Task description: Where a line contains the string "content", copy that line.

Dataset items:
◆ ◆ ◆
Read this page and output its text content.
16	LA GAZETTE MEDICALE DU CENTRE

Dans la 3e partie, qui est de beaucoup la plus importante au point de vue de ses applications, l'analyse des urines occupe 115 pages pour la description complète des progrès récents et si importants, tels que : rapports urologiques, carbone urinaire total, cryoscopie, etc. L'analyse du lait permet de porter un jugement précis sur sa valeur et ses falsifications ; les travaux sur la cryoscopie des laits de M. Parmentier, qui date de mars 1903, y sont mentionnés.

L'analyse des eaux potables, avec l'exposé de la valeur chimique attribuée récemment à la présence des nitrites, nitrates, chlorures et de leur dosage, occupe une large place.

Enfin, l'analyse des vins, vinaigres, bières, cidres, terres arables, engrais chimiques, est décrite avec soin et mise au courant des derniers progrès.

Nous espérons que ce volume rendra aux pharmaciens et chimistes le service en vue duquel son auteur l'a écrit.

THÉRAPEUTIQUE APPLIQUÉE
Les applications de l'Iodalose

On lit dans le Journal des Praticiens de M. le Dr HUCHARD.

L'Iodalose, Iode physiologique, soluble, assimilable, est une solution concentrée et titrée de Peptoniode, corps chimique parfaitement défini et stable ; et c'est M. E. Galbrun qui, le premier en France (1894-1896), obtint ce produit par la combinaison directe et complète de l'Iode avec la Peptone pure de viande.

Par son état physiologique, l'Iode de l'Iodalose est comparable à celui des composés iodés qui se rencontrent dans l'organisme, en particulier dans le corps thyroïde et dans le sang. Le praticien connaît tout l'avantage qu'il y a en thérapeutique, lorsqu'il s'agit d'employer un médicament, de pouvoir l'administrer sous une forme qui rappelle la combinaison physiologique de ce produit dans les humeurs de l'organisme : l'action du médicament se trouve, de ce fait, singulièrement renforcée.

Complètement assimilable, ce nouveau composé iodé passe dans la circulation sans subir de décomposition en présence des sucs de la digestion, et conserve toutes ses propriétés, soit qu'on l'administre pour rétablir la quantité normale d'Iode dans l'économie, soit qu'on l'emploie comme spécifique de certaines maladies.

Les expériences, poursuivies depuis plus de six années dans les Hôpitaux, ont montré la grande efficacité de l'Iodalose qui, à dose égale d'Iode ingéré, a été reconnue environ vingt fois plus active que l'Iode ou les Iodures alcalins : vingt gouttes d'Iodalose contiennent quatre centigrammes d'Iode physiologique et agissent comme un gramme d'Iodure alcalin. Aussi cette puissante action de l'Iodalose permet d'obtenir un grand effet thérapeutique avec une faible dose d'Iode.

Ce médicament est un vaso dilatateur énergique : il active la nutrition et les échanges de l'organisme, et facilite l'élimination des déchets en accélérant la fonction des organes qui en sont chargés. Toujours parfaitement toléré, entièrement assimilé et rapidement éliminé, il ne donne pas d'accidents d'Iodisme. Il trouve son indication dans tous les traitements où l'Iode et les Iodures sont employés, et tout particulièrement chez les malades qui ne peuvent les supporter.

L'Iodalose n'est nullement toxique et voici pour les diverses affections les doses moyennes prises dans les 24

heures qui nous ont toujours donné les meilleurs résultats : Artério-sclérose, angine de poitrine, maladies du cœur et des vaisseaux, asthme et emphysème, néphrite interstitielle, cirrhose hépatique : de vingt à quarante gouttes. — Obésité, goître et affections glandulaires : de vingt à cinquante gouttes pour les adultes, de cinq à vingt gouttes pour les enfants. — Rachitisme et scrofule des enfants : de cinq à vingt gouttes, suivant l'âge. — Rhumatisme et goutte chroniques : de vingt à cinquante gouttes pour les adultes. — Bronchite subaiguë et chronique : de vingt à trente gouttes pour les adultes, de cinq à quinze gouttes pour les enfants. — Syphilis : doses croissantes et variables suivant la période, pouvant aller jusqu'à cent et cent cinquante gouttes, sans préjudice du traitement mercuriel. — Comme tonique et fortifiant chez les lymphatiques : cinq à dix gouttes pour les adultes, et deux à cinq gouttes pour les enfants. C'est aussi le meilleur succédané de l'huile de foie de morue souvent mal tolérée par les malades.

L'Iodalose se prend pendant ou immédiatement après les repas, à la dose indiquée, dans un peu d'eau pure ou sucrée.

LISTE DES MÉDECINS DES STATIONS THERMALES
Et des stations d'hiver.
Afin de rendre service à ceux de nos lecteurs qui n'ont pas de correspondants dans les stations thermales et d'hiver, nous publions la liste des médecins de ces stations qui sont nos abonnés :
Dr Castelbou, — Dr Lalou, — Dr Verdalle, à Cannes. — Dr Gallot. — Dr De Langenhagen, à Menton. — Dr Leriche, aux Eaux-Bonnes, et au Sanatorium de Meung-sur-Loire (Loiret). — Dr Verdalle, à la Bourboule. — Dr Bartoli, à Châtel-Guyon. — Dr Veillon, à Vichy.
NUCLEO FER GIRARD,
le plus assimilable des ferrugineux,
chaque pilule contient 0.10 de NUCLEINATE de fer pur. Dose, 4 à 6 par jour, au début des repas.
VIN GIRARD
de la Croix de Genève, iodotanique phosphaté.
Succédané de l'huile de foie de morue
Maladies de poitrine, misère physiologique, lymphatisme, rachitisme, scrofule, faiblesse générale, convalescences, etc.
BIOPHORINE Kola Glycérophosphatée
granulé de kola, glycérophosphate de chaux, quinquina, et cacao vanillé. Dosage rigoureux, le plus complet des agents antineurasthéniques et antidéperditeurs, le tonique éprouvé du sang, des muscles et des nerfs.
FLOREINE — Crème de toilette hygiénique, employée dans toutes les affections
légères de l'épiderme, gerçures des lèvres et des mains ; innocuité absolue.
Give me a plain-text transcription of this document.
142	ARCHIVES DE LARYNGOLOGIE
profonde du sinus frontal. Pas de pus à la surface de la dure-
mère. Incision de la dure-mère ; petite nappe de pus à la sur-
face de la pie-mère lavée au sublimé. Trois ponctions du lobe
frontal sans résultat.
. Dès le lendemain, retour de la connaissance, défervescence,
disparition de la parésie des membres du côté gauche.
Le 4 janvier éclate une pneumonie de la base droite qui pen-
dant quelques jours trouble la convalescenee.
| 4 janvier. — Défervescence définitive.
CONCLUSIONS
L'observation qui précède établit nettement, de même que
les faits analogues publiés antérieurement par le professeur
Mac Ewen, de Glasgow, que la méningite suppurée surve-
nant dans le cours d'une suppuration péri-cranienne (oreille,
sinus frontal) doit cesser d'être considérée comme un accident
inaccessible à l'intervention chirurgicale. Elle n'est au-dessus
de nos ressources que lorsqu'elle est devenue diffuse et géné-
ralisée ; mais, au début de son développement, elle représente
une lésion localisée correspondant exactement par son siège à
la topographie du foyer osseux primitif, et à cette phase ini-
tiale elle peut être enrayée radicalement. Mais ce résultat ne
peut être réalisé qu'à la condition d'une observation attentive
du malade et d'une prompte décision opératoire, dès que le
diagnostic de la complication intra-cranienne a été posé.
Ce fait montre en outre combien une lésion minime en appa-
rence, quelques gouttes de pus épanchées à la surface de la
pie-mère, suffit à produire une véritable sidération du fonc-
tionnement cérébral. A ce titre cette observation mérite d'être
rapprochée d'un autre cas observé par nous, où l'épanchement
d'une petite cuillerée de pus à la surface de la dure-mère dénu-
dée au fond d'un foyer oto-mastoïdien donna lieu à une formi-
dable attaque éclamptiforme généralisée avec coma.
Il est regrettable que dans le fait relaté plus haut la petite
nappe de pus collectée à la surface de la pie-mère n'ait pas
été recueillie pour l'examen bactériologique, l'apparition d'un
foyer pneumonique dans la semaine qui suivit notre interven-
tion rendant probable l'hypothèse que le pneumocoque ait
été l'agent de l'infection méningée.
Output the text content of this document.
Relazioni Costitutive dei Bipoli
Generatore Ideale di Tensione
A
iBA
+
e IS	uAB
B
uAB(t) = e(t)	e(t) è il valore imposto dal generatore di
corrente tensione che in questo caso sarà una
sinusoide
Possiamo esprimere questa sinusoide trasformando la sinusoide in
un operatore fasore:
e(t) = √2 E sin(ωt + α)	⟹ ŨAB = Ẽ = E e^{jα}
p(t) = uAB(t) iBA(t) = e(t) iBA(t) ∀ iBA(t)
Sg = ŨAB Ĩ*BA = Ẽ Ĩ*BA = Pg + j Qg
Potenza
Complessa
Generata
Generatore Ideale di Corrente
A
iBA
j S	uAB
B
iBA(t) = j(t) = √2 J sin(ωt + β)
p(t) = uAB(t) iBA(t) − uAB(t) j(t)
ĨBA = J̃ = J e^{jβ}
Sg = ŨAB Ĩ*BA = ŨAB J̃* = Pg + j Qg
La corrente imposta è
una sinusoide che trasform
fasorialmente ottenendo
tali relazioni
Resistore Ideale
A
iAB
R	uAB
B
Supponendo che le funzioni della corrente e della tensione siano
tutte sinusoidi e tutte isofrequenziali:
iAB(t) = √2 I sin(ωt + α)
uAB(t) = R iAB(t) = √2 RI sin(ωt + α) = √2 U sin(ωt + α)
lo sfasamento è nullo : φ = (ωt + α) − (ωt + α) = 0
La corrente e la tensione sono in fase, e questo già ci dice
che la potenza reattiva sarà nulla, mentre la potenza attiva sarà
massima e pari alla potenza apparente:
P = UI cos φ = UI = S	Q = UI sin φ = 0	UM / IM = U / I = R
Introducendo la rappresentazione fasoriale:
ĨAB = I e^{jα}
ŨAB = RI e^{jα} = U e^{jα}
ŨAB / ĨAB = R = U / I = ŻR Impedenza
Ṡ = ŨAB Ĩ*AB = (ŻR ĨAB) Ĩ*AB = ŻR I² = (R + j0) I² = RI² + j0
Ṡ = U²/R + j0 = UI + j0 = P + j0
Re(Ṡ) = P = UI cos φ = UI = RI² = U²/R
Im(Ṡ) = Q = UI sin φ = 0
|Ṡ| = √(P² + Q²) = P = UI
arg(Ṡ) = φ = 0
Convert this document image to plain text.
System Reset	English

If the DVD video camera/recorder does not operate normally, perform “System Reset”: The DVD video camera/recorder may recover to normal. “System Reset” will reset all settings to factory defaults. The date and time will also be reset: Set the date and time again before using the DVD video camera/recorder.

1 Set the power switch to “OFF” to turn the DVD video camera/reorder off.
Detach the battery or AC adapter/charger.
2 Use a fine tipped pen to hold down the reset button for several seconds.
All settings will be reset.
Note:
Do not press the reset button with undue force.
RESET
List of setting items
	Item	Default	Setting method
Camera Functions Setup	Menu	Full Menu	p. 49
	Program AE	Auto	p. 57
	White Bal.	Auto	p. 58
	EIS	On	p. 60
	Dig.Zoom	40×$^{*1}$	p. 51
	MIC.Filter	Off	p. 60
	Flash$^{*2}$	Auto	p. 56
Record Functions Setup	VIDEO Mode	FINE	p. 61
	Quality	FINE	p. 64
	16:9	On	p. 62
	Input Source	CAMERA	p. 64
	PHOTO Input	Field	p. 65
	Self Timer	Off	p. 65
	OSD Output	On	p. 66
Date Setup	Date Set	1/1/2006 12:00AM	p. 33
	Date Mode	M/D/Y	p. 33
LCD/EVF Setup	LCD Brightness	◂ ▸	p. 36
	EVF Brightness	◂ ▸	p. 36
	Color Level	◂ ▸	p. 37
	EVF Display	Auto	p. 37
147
◆ ◆ ◆
The answer:
Read this page and output its text content.
Output the text content of this document.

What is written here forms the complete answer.